> _Direction_:
Go through the records underneath and write each one out again exactly.

** start Data entries **

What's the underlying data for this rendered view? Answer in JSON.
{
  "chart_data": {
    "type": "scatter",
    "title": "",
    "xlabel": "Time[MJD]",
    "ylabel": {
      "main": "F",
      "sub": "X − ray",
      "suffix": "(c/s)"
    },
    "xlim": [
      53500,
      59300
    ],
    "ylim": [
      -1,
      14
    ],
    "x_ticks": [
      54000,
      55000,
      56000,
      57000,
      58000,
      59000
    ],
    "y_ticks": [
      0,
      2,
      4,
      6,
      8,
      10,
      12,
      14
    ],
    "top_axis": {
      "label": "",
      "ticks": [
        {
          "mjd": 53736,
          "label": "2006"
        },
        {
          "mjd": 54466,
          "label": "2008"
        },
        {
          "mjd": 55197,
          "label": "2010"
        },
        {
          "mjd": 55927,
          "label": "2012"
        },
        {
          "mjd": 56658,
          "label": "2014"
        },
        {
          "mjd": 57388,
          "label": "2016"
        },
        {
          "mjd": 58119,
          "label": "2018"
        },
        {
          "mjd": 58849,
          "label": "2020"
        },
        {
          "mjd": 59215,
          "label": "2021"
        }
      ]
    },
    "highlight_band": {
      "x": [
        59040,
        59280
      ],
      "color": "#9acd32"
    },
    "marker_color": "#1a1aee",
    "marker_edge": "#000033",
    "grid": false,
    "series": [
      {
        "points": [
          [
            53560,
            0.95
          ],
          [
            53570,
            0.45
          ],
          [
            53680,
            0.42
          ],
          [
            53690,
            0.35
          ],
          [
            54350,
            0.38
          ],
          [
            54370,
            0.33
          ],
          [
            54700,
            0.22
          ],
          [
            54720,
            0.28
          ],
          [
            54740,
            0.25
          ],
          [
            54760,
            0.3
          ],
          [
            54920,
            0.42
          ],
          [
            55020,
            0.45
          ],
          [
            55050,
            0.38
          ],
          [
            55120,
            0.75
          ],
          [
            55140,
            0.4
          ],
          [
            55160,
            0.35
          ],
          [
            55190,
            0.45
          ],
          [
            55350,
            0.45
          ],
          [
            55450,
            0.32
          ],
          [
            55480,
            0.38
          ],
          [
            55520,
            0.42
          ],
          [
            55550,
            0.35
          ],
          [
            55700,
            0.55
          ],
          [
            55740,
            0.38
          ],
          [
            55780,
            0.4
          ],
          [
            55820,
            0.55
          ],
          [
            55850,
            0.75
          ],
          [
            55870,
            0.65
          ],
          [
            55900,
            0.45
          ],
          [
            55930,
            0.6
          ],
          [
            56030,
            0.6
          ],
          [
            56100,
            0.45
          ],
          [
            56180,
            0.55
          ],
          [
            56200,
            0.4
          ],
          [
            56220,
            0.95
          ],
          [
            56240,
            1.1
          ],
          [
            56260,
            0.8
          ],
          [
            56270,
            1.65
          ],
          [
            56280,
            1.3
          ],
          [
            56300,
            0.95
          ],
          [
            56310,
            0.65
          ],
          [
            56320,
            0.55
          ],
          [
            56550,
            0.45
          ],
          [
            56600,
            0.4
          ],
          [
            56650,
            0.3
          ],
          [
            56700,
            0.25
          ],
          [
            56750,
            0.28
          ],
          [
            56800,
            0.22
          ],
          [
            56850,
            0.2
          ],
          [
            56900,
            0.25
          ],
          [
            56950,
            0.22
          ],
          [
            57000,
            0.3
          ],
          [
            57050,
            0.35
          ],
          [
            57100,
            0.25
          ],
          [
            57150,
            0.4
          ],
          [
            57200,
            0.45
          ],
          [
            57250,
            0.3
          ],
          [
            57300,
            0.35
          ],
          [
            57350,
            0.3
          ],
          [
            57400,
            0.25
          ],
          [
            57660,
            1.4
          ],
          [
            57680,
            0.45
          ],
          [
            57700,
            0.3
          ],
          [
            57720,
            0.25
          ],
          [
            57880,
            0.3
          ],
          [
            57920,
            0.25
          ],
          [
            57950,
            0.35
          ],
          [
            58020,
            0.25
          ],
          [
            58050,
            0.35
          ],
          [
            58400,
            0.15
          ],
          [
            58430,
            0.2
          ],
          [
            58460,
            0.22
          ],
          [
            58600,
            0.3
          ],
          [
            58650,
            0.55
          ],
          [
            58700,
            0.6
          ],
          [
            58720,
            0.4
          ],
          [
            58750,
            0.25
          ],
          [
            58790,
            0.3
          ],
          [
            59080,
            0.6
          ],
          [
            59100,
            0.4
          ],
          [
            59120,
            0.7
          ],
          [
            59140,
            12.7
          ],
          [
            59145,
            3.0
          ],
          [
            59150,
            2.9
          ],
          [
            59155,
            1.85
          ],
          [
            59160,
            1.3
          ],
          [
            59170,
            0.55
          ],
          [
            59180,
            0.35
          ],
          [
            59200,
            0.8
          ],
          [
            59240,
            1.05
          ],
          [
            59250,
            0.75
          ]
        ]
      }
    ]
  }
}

** end Data entries **

> _Written solution_:
What's the underlying data for this rendered view? Answer in JSON.
{
  "chart_data": {
    "type": "scatter",
    "title": "",
    "xlabel": "Time[MJD]",
    "ylabel": {
      "main": "F",
      "sub": "X − ray",
      "suffix": "(c/s)"
    },
    "xlim": [
      53500,
      59300
    ],
    "ylim": [
      -1,
      14
    ],
    "x_ticks": [
      54000,
      55000,
      56000,
      57000,
      58000,
      59000
    ],
    "y_ticks": [
      0,
      2,
      4,
      6,
      8,
      10,
      12,
      14
    ],
    "top_axis": {
      "label": "",
      "ticks": [
        {
          "mjd": 53736,
          "label": "2006"
        },
        {
          "mjd": 54466,
          "label": "2008"
        },
        {
          "mjd": 55197,
          "label": "2010"
        },
        {
          "mjd": 55927,
          "label": "2012"
        },
        {
          "mjd": 56658,
          "label": "2014"
        },
        {
          "mjd": 57388,
          "label": "2016"
        },
        {
          "mjd": 58119,
          "label": "2018"
        },
        {
          "mjd": 58849,
          "label": "2020"
        },
        {
          "mjd": 59215,
          "label": "2021"
        }
      ]
    },
    "highlight_band": {
      "x": [
        59040,
        59280
      ],
      "color": "#9acd32"
    },
    "marker_color": "#1a1aee",
    "marker_edge": "#000033",
    "grid": false,
    "series": [
      {
        "points": [
          [
            53560,
            0.95
          ],
          [
            53570,
            0.45
          ],
          [
            53680,
            0.42
          ],
          [
            53690,
            0.35
          ],
          [
            54350,
            0.38
          ],
          [
            54370,
            0.33
          ],
          [
            54700,
            0.22
          ],
          [
            54720,
            0.28
          ],
          [
            54740,
            0.25
          ],
          [
            54760,
            0.3
          ],
          [
            54920,
            0.42
          ],
          [
            55020,
            0.45
          ],
          [
            55050,
            0.38
          ],
          [
            55120,
            0.75
          ],
          [
            55140,
            0.4
          ],
          [
            55160,
            0.35
          ],
          [
            55190,
            0.45
          ],
          [
            55350,
            0.45
          ],
          [
            55450,
            0.32
          ],
          [
            55480,
            0.38
          ],
          [
            55520,
            0.42
          ],
          [
            55550,
            0.35
          ],
          [
            55700,
            0.55
          ],
          [
            55740,
            0.38
          ],
          [
            55780,
            0.4
          ],
          [
            55820,
            0.55
          ],
          [
            55850,
            0.75
          ],
          [
            55870,
            0.65
          ],
          [
            55900,
            0.45
          ],
          [
            55930,
            0.6
          ],
          [
            56030,
            0.6
          ],
          [
            56100,
            0.45
          ],
          [
            56180,
            0.55
          ],
          [
            56200,
            0.4
          ],
          [
            56220,
            0.95
          ],
          [
            56240,
            1.1
          ],
          [
            56260,
            0.8
          ],
          [
            56270,
            1.65
          ],
          [
            56280,
            1.3
          ],
          [
            56300,
            0.95
          ],
          [
            56310,
            0.65
          ],
          [
            56320,
            0.55
          ],
          [
            56550,
            0.45
          ],
          [
            56600,
            0.4
          ],
          [
            56650,
            0.3
          ],
          [
            56700,
            0.25
          ],
          [
            56750,
            0.28
          ],
          [
            56800,
            0.22
          ],
          [
            56850,
            0.2
          ],
          [
            56900,
            0.25
          ],
          [
            56950,
            0.22
          ],
          [
            57000,
            0.3
          ],
          [
            57050,
            0.35
          ],
          [
            57100,
            0.25
          ],
          [
            57150,
            0.4
          ],
          [
            57200,
            0.45
          ],
          [
            57250,
            0.3
          ],
          [
            57300,
            0.35
          ],
          [
            57350,
            0.3
          ],
          [
            57400,
            0.25
          ],
          [
            57660,
            1.4
          ],
          [
            57680,
            0.45
          ],
          [
            57700,
            0.3
          ],
          [
            57720,
            0.25
          ],
          [
            57880,
            0.3
          ],
          [
            57920,
            0.25
          ],
          [
            57950,
            0.35
          ],
          [
            58020,
            0.25
          ],
          [
            58050,
            0.35
          ],
          [
            58400,
            0.15
          ],
          [
            58430,
            0.2
          ],
          [
            58460,
            0.22
          ],
          [
            58600,
            0.3
          ],
          [
            58650,
            0.55
          ],
          [
            58700,
            0.6
          ],
          [
            58720,
            0.4
          ],
          [
            58750,
            0.25
          ],
          [
            58790,
            0.3
          ],
          [
            59080,
            0.6
          ],
          [
            59100,
            0.4
          ],
          [
            59120,
            0.7
          ],
          [
            59140,
            12.7
          ],
          [
            59145,
            3.0
          ],
          [
            59150,
            2.9
          ],
          [
            59155,
            1.85
          ],
          [
            59160,
            1.3
          ],
          [
            59170,
            0.55
          ],
          [
            59180,
            0.35
          ],
          [
            59200,
            0.8
          ],
          [
            59240,
            1.05
          ],
          [
            59250,
            0.75
          ]
        ]
      }
    ]
  }
}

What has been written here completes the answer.